» **WRITTEN INSTRUCTION**
Quote the stretch of the records below from their first line through the line containing "x-tick-label: ℒ3 (252, 499, 263, 512)", word for word.

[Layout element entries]

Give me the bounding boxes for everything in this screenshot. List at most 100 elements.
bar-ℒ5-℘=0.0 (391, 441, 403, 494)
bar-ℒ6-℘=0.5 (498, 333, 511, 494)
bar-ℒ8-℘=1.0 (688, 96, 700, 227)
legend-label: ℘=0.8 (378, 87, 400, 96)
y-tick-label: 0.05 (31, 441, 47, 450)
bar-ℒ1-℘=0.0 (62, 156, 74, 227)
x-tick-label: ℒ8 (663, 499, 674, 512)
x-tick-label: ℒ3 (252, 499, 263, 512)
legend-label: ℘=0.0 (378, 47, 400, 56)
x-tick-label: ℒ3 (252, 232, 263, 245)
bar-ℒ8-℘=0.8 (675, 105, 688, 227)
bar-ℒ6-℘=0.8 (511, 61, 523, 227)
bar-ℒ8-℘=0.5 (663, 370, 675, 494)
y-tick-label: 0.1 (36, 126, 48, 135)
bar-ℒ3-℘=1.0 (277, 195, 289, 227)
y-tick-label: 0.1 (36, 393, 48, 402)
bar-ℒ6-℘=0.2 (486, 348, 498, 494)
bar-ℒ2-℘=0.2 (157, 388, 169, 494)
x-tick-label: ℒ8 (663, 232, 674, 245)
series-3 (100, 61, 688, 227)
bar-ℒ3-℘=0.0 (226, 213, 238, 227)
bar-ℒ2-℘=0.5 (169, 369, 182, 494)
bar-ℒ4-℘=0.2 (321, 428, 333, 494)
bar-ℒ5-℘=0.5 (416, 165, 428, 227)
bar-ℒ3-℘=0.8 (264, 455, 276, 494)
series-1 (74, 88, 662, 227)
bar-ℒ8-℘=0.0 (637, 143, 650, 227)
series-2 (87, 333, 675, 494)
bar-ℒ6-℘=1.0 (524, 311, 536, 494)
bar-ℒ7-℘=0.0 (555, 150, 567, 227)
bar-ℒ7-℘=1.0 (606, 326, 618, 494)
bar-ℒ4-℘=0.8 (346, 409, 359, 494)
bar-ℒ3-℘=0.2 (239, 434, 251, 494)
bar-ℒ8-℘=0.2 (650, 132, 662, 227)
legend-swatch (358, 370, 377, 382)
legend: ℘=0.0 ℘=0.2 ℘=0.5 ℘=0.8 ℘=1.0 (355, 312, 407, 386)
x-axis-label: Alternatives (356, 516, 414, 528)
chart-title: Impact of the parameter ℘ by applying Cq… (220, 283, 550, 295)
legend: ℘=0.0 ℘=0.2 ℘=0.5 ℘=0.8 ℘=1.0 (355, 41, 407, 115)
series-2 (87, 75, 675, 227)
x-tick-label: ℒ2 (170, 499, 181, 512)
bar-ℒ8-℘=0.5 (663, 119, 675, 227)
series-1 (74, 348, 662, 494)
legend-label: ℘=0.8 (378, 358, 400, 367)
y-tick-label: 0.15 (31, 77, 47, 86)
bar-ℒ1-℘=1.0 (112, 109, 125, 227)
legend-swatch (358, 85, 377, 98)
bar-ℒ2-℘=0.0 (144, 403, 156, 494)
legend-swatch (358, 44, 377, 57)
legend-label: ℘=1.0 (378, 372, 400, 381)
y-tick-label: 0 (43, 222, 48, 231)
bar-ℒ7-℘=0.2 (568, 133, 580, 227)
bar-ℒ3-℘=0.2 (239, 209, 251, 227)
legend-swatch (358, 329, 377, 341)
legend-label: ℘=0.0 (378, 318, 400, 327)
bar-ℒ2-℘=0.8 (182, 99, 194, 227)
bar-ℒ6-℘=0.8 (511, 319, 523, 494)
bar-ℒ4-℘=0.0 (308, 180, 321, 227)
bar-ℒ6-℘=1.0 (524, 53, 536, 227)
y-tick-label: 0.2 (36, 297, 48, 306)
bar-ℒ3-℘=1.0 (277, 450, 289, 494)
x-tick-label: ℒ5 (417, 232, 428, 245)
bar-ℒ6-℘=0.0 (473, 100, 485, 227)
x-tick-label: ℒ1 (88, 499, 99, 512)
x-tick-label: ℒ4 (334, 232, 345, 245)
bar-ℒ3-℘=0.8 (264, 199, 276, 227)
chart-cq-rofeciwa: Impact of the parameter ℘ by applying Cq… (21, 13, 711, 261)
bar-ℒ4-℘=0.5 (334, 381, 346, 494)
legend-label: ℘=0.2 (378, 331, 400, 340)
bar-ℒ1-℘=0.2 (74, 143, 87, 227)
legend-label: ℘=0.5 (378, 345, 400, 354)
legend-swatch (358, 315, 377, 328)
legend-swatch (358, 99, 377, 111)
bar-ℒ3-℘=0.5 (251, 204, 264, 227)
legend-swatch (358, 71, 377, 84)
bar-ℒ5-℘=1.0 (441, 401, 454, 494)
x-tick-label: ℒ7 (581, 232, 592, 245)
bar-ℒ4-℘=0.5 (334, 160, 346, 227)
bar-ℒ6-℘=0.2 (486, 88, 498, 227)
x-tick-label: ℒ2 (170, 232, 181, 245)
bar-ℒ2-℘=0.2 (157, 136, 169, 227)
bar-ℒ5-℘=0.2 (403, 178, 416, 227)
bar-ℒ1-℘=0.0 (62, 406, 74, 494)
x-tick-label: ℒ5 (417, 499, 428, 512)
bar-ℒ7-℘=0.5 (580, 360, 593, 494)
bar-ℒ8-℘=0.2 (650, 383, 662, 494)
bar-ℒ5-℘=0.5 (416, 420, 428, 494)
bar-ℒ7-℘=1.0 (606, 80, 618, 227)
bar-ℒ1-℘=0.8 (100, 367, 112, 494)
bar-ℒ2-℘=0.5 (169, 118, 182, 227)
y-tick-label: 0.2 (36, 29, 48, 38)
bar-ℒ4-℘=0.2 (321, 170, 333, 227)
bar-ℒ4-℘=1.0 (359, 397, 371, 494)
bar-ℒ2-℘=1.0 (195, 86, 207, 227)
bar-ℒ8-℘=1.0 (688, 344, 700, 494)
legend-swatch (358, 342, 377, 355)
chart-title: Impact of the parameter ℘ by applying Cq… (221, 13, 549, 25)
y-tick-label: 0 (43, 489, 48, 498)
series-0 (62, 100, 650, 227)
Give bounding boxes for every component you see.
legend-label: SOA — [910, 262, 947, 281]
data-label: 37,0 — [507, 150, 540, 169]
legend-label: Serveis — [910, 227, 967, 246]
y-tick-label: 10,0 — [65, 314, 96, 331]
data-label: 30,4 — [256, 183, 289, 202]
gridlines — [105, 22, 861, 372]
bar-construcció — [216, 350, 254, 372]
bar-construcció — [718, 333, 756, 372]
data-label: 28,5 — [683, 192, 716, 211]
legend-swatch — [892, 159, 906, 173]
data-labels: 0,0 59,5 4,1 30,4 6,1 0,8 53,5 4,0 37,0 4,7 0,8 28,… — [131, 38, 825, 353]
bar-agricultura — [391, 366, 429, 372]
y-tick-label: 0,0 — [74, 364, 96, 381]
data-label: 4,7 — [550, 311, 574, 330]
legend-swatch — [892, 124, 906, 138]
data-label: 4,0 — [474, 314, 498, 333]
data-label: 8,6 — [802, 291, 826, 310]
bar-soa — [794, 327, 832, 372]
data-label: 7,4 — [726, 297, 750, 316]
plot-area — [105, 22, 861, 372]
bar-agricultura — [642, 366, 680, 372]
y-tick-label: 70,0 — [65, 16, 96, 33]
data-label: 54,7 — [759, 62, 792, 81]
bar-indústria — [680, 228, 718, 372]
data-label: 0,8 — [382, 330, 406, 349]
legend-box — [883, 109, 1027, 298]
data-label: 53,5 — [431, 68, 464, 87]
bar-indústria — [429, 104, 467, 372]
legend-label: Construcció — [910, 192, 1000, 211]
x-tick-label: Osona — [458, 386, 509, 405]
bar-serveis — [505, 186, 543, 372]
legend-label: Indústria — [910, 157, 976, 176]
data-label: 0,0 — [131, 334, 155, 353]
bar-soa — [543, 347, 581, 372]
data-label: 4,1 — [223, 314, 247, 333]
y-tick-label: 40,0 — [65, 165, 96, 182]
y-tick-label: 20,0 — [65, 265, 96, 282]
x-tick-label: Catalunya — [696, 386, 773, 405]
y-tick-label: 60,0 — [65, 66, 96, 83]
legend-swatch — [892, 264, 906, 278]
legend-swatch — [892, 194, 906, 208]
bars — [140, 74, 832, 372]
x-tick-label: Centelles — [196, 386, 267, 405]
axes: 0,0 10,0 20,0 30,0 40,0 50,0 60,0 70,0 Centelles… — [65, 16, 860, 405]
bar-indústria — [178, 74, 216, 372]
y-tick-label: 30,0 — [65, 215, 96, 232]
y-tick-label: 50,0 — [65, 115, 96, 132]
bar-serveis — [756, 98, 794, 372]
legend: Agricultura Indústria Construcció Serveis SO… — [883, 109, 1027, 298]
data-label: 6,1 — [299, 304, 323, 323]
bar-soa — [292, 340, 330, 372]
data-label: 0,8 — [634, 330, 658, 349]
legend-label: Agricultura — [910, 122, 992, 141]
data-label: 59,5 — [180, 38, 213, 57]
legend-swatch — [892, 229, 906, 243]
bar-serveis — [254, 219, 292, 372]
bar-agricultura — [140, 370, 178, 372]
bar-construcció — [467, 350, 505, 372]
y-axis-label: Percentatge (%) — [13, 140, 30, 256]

» **ANSWER TO THE TASK**
Give me the bounding boxes for everything in this screenshot. List at most 100 elements.
bar-ℒ5-℘=0.0 (391, 441, 403, 494)
bar-ℒ6-℘=0.5 (498, 333, 511, 494)
bar-ℒ8-℘=1.0 (688, 96, 700, 227)
legend-label: ℘=0.8 (378, 87, 400, 96)
y-tick-label: 0.05 (31, 441, 47, 450)
bar-ℒ1-℘=0.0 (62, 156, 74, 227)
x-tick-label: ℒ8 (663, 499, 674, 512)
x-tick-label: ℒ3 (252, 499, 263, 512)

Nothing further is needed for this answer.